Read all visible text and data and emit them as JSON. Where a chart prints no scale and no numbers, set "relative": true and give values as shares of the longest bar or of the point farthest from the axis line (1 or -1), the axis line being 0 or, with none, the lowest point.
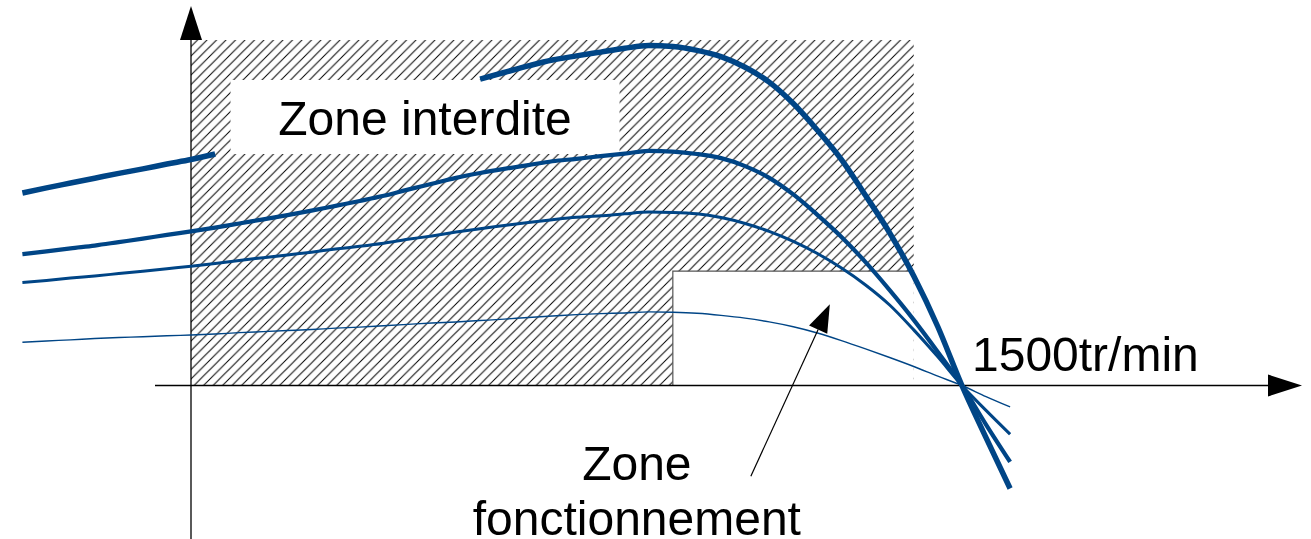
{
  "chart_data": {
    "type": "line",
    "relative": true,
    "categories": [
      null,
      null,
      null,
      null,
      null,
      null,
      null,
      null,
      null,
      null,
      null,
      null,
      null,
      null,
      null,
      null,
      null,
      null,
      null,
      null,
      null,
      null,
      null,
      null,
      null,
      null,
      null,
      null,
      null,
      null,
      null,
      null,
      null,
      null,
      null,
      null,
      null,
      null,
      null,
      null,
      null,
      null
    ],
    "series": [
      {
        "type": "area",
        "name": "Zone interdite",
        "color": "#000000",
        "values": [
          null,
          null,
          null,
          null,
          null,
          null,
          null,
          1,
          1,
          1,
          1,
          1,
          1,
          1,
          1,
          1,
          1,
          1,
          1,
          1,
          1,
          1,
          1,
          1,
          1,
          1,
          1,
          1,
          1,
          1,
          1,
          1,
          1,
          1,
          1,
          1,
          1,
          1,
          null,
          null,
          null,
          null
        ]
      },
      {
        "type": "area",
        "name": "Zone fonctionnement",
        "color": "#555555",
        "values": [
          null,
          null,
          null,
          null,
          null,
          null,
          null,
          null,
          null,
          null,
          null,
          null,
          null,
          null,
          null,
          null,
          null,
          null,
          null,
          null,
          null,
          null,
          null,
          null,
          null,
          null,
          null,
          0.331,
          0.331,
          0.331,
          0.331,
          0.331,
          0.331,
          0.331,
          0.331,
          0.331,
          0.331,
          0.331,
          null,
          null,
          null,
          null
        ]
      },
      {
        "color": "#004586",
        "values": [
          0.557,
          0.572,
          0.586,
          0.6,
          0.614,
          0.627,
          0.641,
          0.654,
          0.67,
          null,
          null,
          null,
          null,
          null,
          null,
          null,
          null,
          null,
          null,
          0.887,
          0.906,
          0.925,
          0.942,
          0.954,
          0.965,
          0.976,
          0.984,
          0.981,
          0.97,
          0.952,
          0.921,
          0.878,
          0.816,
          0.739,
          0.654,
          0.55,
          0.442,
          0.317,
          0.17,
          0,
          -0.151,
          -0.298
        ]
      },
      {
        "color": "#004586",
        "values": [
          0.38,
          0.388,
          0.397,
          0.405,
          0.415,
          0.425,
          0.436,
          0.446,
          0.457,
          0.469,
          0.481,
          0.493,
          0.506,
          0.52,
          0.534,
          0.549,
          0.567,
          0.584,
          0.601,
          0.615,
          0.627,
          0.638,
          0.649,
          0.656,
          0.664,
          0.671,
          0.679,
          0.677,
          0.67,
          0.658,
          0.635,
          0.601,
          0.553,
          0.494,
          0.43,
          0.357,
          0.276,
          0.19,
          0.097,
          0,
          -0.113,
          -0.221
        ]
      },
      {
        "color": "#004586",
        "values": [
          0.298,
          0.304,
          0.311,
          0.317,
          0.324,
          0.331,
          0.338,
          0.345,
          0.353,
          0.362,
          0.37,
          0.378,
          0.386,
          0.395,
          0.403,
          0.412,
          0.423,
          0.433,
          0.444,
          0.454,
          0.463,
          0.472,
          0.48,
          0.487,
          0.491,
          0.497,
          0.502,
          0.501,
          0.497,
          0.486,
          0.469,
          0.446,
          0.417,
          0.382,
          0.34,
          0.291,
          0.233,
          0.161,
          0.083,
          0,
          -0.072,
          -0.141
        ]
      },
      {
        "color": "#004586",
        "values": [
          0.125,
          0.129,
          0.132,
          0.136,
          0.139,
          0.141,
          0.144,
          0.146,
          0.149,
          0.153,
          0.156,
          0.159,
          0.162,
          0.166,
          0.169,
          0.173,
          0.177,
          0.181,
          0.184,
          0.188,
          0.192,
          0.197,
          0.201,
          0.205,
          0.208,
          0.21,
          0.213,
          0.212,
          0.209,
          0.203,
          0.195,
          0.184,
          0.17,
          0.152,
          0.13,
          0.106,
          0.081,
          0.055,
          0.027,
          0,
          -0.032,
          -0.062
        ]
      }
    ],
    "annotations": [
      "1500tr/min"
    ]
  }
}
___
*What this task involves*
Retype the whole listing, keeping every line identical and omitting all pictures.

*Full output*
Read all visible text and data and emit them as JSON. Where a chart prints no scale and no numbers, set "relative": true and give values as shares of the longest bar or of the point farthest from the axis line (1 or -1), the axis line being 0 or, with none, the lowest point.
{
  "chart_data": {
    "type": "line",
    "relative": true,
    "categories": [
      null,
      null,
      null,
      null,
      null,
      null,
      null,
      null,
      null,
      null,
      null,
      null,
      null,
      null,
      null,
      null,
      null,
      null,
      null,
      null,
      null,
      null,
      null,
      null,
      null,
      null,
      null,
      null,
      null,
      null,
      null,
      null,
      null,
      null,
      null,
      null,
      null,
      null,
      null,
      null,
      null,
      null
    ],
    "series": [
      {
        "type": "area",
        "name": "Zone interdite",
        "color": "#000000",
        "values": [
          null,
          null,
          null,
          null,
          null,
          null,
          null,
          1,
          1,
          1,
          1,
          1,
          1,
          1,
          1,
          1,
          1,
          1,
          1,
          1,
          1,
          1,
          1,
          1,
          1,
          1,
          1,
          1,
          1,
          1,
          1,
          1,
          1,
          1,
          1,
          1,
          1,
          1,
          null,
          null,
          null,
          null
        ]
      },
      {
        "type": "area",
        "name": "Zone fonctionnement",
        "color": "#555555",
        "values": [
          null,
          null,
          null,
          null,
          null,
          null,
          null,
          null,
          null,
          null,
          null,
          null,
          null,
          null,
          null,
          null,
          null,
          null,
          null,
          null,
          null,
          null,
          null,
          null,
          null,
          null,
          null,
          0.331,
          0.331,
          0.331,
          0.331,
          0.331,
          0.331,
          0.331,
          0.331,
          0.331,
          0.331,
          0.331,
          null,
          null,
          null,
          null
        ]
      },
      {
        "color": "#004586",
        "values": [
          0.557,
          0.572,
          0.586,
          0.6,
          0.614,
          0.627,
          0.641,
          0.654,
          0.67,
          null,
          null,
          null,
          null,
          null,
          null,
          null,
          null,
          null,
          null,
          0.887,
          0.906,
          0.925,
          0.942,
          0.954,
          0.965,
          0.976,
          0.984,
          0.981,
          0.97,
          0.952,
          0.921,
          0.878,
          0.816,
          0.739,
          0.654,
          0.55,
          0.442,
          0.317,
          0.17,
          0,
          -0.151,
          -0.298
        ]
      },
      {
        "color": "#004586",
        "values": [
          0.38,
          0.388,
          0.397,
          0.405,
          0.415,
          0.425,
          0.436,
          0.446,
          0.457,
          0.469,
          0.481,
          0.493,
          0.506,
          0.52,
          0.534,
          0.549,
          0.567,
          0.584,
          0.601,
          0.615,
          0.627,
          0.638,
          0.649,
          0.656,
          0.664,
          0.671,
          0.679,
          0.677,
          0.67,
          0.658,
          0.635,
          0.601,
          0.553,
          0.494,
          0.43,
          0.357,
          0.276,
          0.19,
          0.097,
          0,
          -0.113,
          -0.221
        ]
      },
      {
        "color": "#004586",
        "values": [
          0.298,
          0.304,
          0.311,
          0.317,
          0.324,
          0.331,
          0.338,
          0.345,
          0.353,
          0.362,
          0.37,
          0.378,
          0.386,
          0.395,
          0.403,
          0.412,
          0.423,
          0.433,
          0.444,
          0.454,
          0.463,
          0.472,
          0.48,
          0.487,
          0.491,
          0.497,
          0.502,
          0.501,
          0.497,
          0.486,
          0.469,
          0.446,
          0.417,
          0.382,
          0.34,
          0.291,
          0.233,
          0.161,
          0.083,
          0,
          -0.072,
          -0.141
        ]
      },
      {
        "color": "#004586",
        "values": [
          0.125,
          0.129,
          0.132,
          0.136,
          0.139,
          0.141,
          0.144,
          0.146,
          0.149,
          0.153,
          0.156,
          0.159,
          0.162,
          0.166,
          0.169,
          0.173,
          0.177,
          0.181,
          0.184,
          0.188,
          0.192,
          0.197,
          0.201,
          0.205,
          0.208,
          0.21,
          0.213,
          0.212,
          0.209,
          0.203,
          0.195,
          0.184,
          0.17,
          0.152,
          0.13,
          0.106,
          0.081,
          0.055,
          0.027,
          0,
          -0.032,
          -0.062
        ]
      }
    ],
    "annotations": [
      "1500tr/min"
    ]
  }
}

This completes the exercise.